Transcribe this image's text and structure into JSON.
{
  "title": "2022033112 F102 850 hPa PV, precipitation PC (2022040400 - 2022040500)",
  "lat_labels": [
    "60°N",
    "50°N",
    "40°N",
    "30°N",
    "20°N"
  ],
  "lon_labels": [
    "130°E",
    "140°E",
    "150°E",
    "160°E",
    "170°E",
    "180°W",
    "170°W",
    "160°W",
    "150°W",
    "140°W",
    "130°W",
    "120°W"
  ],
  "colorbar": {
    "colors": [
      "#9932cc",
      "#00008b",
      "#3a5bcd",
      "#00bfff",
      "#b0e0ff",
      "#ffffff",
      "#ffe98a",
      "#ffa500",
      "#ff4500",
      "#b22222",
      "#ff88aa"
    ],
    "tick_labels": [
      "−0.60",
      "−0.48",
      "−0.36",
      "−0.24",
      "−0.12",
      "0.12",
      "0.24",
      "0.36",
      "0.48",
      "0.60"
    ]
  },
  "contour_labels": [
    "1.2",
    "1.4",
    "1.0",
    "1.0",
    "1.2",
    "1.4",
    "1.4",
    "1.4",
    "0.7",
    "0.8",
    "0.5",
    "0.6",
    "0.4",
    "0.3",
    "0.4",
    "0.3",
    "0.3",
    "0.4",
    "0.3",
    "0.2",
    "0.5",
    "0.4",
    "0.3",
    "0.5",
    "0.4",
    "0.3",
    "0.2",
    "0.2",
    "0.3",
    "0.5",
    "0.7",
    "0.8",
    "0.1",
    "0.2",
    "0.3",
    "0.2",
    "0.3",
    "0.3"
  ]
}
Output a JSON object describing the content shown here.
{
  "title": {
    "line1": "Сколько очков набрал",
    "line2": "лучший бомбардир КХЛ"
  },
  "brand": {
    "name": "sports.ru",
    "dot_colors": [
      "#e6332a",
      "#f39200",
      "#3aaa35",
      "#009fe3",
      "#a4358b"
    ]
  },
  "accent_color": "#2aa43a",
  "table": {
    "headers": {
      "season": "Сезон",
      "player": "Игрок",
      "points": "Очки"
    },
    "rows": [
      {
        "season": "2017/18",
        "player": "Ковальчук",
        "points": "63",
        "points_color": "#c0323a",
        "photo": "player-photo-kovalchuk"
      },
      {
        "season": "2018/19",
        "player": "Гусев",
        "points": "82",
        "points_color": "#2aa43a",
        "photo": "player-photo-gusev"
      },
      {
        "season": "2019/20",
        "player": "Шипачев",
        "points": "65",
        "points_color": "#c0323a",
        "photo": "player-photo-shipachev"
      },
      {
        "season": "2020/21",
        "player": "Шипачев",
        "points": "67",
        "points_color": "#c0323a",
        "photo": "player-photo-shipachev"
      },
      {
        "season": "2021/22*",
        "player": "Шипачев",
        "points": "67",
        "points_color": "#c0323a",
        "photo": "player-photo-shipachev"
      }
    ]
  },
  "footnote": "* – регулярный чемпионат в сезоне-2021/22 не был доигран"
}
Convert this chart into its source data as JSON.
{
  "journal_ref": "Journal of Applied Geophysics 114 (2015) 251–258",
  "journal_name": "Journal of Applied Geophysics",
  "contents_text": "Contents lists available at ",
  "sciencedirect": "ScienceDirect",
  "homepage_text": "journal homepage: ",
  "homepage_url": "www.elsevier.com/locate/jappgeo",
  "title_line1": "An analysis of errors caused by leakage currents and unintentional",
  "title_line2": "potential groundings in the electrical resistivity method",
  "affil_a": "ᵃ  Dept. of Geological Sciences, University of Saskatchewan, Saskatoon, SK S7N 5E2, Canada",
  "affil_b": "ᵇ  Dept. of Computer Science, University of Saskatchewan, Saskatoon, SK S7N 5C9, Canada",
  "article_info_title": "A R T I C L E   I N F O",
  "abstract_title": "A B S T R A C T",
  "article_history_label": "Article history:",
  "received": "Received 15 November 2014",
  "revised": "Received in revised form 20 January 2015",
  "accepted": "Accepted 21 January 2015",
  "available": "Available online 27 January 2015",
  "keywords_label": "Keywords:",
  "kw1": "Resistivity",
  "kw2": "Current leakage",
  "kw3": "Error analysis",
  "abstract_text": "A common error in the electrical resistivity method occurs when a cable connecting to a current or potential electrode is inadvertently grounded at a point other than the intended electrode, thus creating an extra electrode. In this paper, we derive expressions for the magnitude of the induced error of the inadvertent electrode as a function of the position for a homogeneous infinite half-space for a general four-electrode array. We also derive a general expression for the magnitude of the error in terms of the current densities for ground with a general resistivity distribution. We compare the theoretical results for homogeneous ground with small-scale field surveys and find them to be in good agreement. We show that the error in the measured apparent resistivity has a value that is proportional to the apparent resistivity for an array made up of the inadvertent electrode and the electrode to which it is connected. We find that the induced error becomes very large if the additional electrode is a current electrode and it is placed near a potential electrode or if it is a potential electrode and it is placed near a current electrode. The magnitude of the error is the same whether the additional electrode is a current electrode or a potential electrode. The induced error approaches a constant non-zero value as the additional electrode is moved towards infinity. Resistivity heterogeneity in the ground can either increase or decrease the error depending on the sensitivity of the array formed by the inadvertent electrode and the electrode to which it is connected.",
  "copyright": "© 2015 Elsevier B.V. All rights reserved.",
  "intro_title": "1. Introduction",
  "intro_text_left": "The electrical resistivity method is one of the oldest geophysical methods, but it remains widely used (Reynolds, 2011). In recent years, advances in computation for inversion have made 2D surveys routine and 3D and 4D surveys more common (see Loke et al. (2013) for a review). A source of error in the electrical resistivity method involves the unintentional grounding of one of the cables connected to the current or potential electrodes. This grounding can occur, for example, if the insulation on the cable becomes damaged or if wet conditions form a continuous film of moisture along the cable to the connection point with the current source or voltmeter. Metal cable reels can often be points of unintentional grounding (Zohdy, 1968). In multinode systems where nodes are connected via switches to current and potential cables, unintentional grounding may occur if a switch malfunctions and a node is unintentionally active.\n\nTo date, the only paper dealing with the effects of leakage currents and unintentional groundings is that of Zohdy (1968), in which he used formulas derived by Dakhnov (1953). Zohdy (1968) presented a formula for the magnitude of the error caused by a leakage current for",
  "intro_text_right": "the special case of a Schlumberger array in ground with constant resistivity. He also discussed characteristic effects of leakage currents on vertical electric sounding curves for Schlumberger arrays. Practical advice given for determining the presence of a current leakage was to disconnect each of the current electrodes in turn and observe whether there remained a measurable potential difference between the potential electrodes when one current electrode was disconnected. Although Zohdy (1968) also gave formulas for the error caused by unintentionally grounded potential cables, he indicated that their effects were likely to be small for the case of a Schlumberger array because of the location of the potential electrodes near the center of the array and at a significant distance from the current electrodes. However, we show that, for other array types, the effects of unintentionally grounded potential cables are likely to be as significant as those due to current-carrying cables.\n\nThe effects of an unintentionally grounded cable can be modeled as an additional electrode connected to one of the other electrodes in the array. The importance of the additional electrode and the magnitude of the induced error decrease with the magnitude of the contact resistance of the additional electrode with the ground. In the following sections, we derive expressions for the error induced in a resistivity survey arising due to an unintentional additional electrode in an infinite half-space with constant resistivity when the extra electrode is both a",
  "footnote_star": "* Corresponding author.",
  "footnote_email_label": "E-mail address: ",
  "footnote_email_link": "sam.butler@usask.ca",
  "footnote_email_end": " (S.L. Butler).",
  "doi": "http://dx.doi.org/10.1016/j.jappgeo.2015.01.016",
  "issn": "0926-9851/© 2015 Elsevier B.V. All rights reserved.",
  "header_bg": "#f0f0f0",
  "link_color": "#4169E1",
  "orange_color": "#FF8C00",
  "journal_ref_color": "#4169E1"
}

#####

#### [TASK PROMPT]
Copy down every line of the material above that includes the string "Saskatchewan".

#### [TASK RESULT]
  "affil_a": "ᵃ  Dept. of Geological Sciences, University of Saskatchewan, Saskatoon, SK S7N 5E2, Canada",
  "affil_b": "ᵇ  Dept. of Computer Science, University of Saskatchewan, Saskatoon, SK S7N 5C9, Canada",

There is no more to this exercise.